start Records shown
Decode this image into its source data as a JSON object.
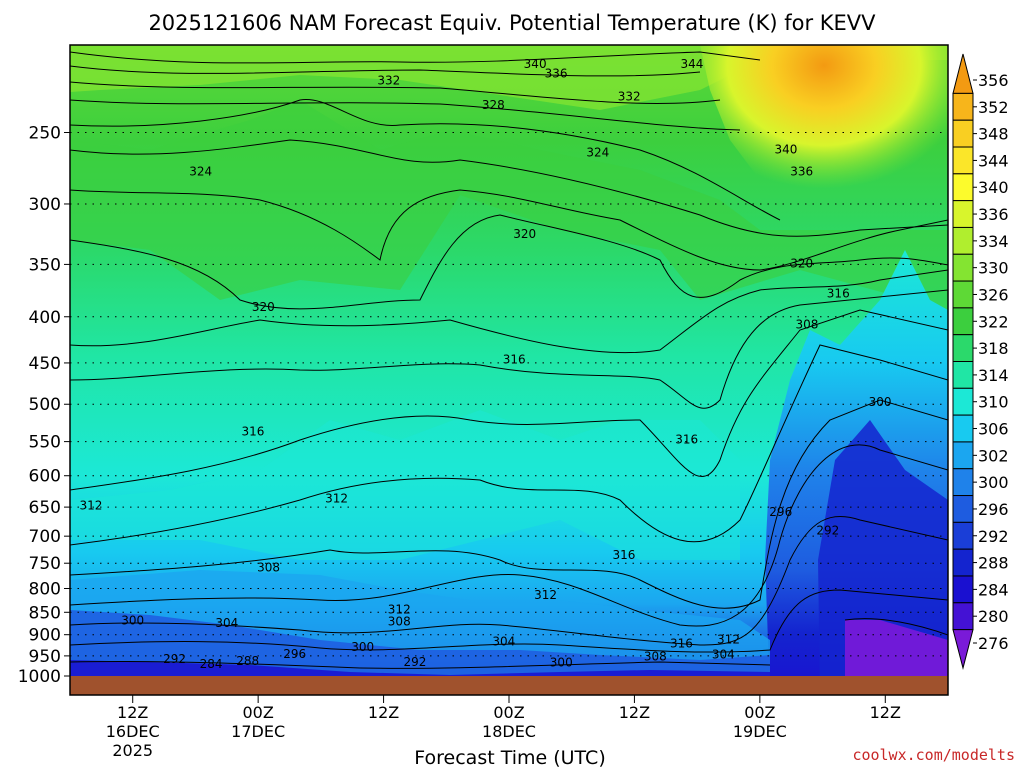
{
  "chart_data": {
    "type": "heatmap",
    "title": "2025121606 NAM Forecast Equiv. Potential Temperature (K) for KEVV",
    "xlabel": "Forecast Time (UTC)",
    "ylabel": "",
    "watermark": "coolwx.com/modelts",
    "y_scale": "log",
    "y_inverted": true,
    "y_range_hpa": [
      1000,
      200
    ],
    "y_ticks": [
      250,
      300,
      350,
      400,
      450,
      500,
      550,
      600,
      650,
      700,
      750,
      800,
      850,
      900,
      950,
      1000
    ],
    "x_range_hours": [
      0,
      84
    ],
    "x_ticks": [
      {
        "hour": 6,
        "label": "12Z",
        "date": "16DEC",
        "year": "2025"
      },
      {
        "hour": 18,
        "label": "00Z",
        "date": "17DEC",
        "year": ""
      },
      {
        "hour": 30,
        "label": "12Z",
        "date": "",
        "year": ""
      },
      {
        "hour": 42,
        "label": "00Z",
        "date": "18DEC",
        "year": ""
      },
      {
        "hour": 54,
        "label": "12Z",
        "date": "",
        "year": ""
      },
      {
        "hour": 66,
        "label": "00Z",
        "date": "19DEC",
        "year": ""
      },
      {
        "hour": 78,
        "label": "12Z",
        "date": "",
        "year": ""
      }
    ],
    "grid": "dotted horizontal at pressure ticks",
    "colorbar": {
      "position": "right",
      "levels": [
        {
          "value": "356",
          "color": "#f39a12"
        },
        {
          "value": "352",
          "color": "#f7b51b"
        },
        {
          "value": "348",
          "color": "#f9cf22"
        },
        {
          "value": "344",
          "color": "#fbe629"
        },
        {
          "value": "340",
          "color": "#fcfb2c"
        },
        {
          "value": "336",
          "color": "#d8f52c"
        },
        {
          "value": "334",
          "color": "#b0ee2e"
        },
        {
          "value": "330",
          "color": "#84e431"
        },
        {
          "value": "326",
          "color": "#5ed936"
        },
        {
          "value": "322",
          "color": "#3ccf3e"
        },
        {
          "value": "318",
          "color": "#2bd96b"
        },
        {
          "value": "314",
          "color": "#20e6a5"
        },
        {
          "value": "310",
          "color": "#1ce8d6"
        },
        {
          "value": "306",
          "color": "#18caf0"
        },
        {
          "value": "302",
          "color": "#1ba6f0"
        },
        {
          "value": "300",
          "color": "#1f82ea"
        },
        {
          "value": "296",
          "color": "#1e5ce0"
        },
        {
          "value": "292",
          "color": "#1a3ed7"
        },
        {
          "value": "288",
          "color": "#1424cf"
        },
        {
          "value": "284",
          "color": "#1a10d0"
        },
        {
          "value": "280",
          "color": "#4412d4"
        },
        {
          "value": "276",
          "color": "#7a1ad8"
        }
      ]
    },
    "contour_labels": [
      {
        "value": "340",
        "hour": 44.5,
        "hpa": 210
      },
      {
        "value": "344",
        "hour": 59.5,
        "hpa": 210
      },
      {
        "value": "336",
        "hour": 46.5,
        "hpa": 215
      },
      {
        "value": "332",
        "hour": 30.5,
        "hpa": 219
      },
      {
        "value": "332",
        "hour": 53.5,
        "hpa": 228
      },
      {
        "value": "328",
        "hour": 40.5,
        "hpa": 233
      },
      {
        "value": "340",
        "hour": 68.5,
        "hpa": 261
      },
      {
        "value": "336",
        "hour": 70,
        "hpa": 276
      },
      {
        "value": "324",
        "hour": 50.5,
        "hpa": 263
      },
      {
        "value": "324",
        "hour": 12.5,
        "hpa": 276
      },
      {
        "value": "320",
        "hour": 43.5,
        "hpa": 324
      },
      {
        "value": "320",
        "hour": 70,
        "hpa": 349
      },
      {
        "value": "316",
        "hour": 73.5,
        "hpa": 377
      },
      {
        "value": "320",
        "hour": 18.5,
        "hpa": 390
      },
      {
        "value": "308",
        "hour": 70.5,
        "hpa": 408
      },
      {
        "value": "316",
        "hour": 42.5,
        "hpa": 446
      },
      {
        "value": "300",
        "hour": 77.5,
        "hpa": 497
      },
      {
        "value": "316",
        "hour": 17.5,
        "hpa": 536
      },
      {
        "value": "316",
        "hour": 59,
        "hpa": 547
      },
      {
        "value": "312",
        "hour": 2,
        "hpa": 647
      },
      {
        "value": "312",
        "hour": 25.5,
        "hpa": 636
      },
      {
        "value": "296",
        "hour": 68,
        "hpa": 658
      },
      {
        "value": "292",
        "hour": 72.5,
        "hpa": 690
      },
      {
        "value": "316",
        "hour": 53,
        "hpa": 734
      },
      {
        "value": "308",
        "hour": 19,
        "hpa": 758
      },
      {
        "value": "312",
        "hour": 45.5,
        "hpa": 813
      },
      {
        "value": "312",
        "hour": 31.5,
        "hpa": 844
      },
      {
        "value": "300",
        "hour": 6,
        "hpa": 868
      },
      {
        "value": "308",
        "hour": 31.5,
        "hpa": 870
      },
      {
        "value": "304",
        "hour": 15,
        "hpa": 874
      },
      {
        "value": "304",
        "hour": 41.5,
        "hpa": 916
      },
      {
        "value": "316",
        "hour": 58.5,
        "hpa": 920
      },
      {
        "value": "312",
        "hour": 63,
        "hpa": 911
      },
      {
        "value": "300",
        "hour": 28,
        "hpa": 929
      },
      {
        "value": "296",
        "hour": 21.5,
        "hpa": 946
      },
      {
        "value": "308",
        "hour": 56,
        "hpa": 952
      },
      {
        "value": "304",
        "hour": 62.5,
        "hpa": 947
      },
      {
        "value": "292",
        "hour": 10,
        "hpa": 958
      },
      {
        "value": "288",
        "hour": 17,
        "hpa": 962
      },
      {
        "value": "292",
        "hour": 33,
        "hpa": 965
      },
      {
        "value": "284",
        "hour": 13.5,
        "hpa": 970
      },
      {
        "value": "300",
        "hour": 47,
        "hpa": 966
      }
    ]
  }
}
end Records shown
» Your instructions:
Repeat all of the data above word for word, minus the pictures.

» Answer to this task:
Decode this image into its source data as a JSON object.
{
  "chart_data": {
    "type": "heatmap",
    "title": "2025121606 NAM Forecast Equiv. Potential Temperature (K) for KEVV",
    "xlabel": "Forecast Time (UTC)",
    "ylabel": "",
    "watermark": "coolwx.com/modelts",
    "y_scale": "log",
    "y_inverted": true,
    "y_range_hpa": [
      1000,
      200
    ],
    "y_ticks": [
      250,
      300,
      350,
      400,
      450,
      500,
      550,
      600,
      650,
      700,
      750,
      800,
      850,
      900,
      950,
      1000
    ],
    "x_range_hours": [
      0,
      84
    ],
    "x_ticks": [
      {
        "hour": 6,
        "label": "12Z",
        "date": "16DEC",
        "year": "2025"
      },
      {
        "hour": 18,
        "label": "00Z",
        "date": "17DEC",
        "year": ""
      },
      {
        "hour": 30,
        "label": "12Z",
        "date": "",
        "year": ""
      },
      {
        "hour": 42,
        "label": "00Z",
        "date": "18DEC",
        "year": ""
      },
      {
        "hour": 54,
        "label": "12Z",
        "date": "",
        "year": ""
      },
      {
        "hour": 66,
        "label": "00Z",
        "date": "19DEC",
        "year": ""
      },
      {
        "hour": 78,
        "label": "12Z",
        "date": "",
        "year": ""
      }
    ],
    "grid": "dotted horizontal at pressure ticks",
    "colorbar": {
      "position": "right",
      "levels": [
        {
          "value": "356",
          "color": "#f39a12"
        },
        {
          "value": "352",
          "color": "#f7b51b"
        },
        {
          "value": "348",
          "color": "#f9cf22"
        },
        {
          "value": "344",
          "color": "#fbe629"
        },
        {
          "value": "340",
          "color": "#fcfb2c"
        },
        {
          "value": "336",
          "color": "#d8f52c"
        },
        {
          "value": "334",
          "color": "#b0ee2e"
        },
        {
          "value": "330",
          "color": "#84e431"
        },
        {
          "value": "326",
          "color": "#5ed936"
        },
        {
          "value": "322",
          "color": "#3ccf3e"
        },
        {
          "value": "318",
          "color": "#2bd96b"
        },
        {
          "value": "314",
          "color": "#20e6a5"
        },
        {
          "value": "310",
          "color": "#1ce8d6"
        },
        {
          "value": "306",
          "color": "#18caf0"
        },
        {
          "value": "302",
          "color": "#1ba6f0"
        },
        {
          "value": "300",
          "color": "#1f82ea"
        },
        {
          "value": "296",
          "color": "#1e5ce0"
        },
        {
          "value": "292",
          "color": "#1a3ed7"
        },
        {
          "value": "288",
          "color": "#1424cf"
        },
        {
          "value": "284",
          "color": "#1a10d0"
        },
        {
          "value": "280",
          "color": "#4412d4"
        },
        {
          "value": "276",
          "color": "#7a1ad8"
        }
      ]
    },
    "contour_labels": [
      {
        "value": "340",
        "hour": 44.5,
        "hpa": 210
      },
      {
        "value": "344",
        "hour": 59.5,
        "hpa": 210
      },
      {
        "value": "336",
        "hour": 46.5,
        "hpa": 215
      },
      {
        "value": "332",
        "hour": 30.5,
        "hpa": 219
      },
      {
        "value": "332",
        "hour": 53.5,
        "hpa": 228
      },
      {
        "value": "328",
        "hour": 40.5,
        "hpa": 233
      },
      {
        "value": "340",
        "hour": 68.5,
        "hpa": 261
      },
      {
        "value": "336",
        "hour": 70,
        "hpa": 276
      },
      {
        "value": "324",
        "hour": 50.5,
        "hpa": 263
      },
      {
        "value": "324",
        "hour": 12.5,
        "hpa": 276
      },
      {
        "value": "320",
        "hour": 43.5,
        "hpa": 324
      },
      {
        "value": "320",
        "hour": 70,
        "hpa": 349
      },
      {
        "value": "316",
        "hour": 73.5,
        "hpa": 377
      },
      {
        "value": "320",
        "hour": 18.5,
        "hpa": 390
      },
      {
        "value": "308",
        "hour": 70.5,
        "hpa": 408
      },
      {
        "value": "316",
        "hour": 42.5,
        "hpa": 446
      },
      {
        "value": "300",
        "hour": 77.5,
        "hpa": 497
      },
      {
        "value": "316",
        "hour": 17.5,
        "hpa": 536
      },
      {
        "value": "316",
        "hour": 59,
        "hpa": 547
      },
      {
        "value": "312",
        "hour": 2,
        "hpa": 647
      },
      {
        "value": "312",
        "hour": 25.5,
        "hpa": 636
      },
      {
        "value": "296",
        "hour": 68,
        "hpa": 658
      },
      {
        "value": "292",
        "hour": 72.5,
        "hpa": 690
      },
      {
        "value": "316",
        "hour": 53,
        "hpa": 734
      },
      {
        "value": "308",
        "hour": 19,
        "hpa": 758
      },
      {
        "value": "312",
        "hour": 45.5,
        "hpa": 813
      },
      {
        "value": "312",
        "hour": 31.5,
        "hpa": 844
      },
      {
        "value": "300",
        "hour": 6,
        "hpa": 868
      },
      {
        "value": "308",
        "hour": 31.5,
        "hpa": 870
      },
      {
        "value": "304",
        "hour": 15,
        "hpa": 874
      },
      {
        "value": "304",
        "hour": 41.5,
        "hpa": 916
      },
      {
        "value": "316",
        "hour": 58.5,
        "hpa": 920
      },
      {
        "value": "312",
        "hour": 63,
        "hpa": 911
      },
      {
        "value": "300",
        "hour": 28,
        "hpa": 929
      },
      {
        "value": "296",
        "hour": 21.5,
        "hpa": 946
      },
      {
        "value": "308",
        "hour": 56,
        "hpa": 952
      },
      {
        "value": "304",
        "hour": 62.5,
        "hpa": 947
      },
      {
        "value": "292",
        "hour": 10,
        "hpa": 958
      },
      {
        "value": "288",
        "hour": 17,
        "hpa": 962
      },
      {
        "value": "292",
        "hour": 33,
        "hpa": 965
      },
      {
        "value": "284",
        "hour": 13.5,
        "hpa": 970
      },
      {
        "value": "300",
        "hour": 47,
        "hpa": 966
      }
    ]
  }
}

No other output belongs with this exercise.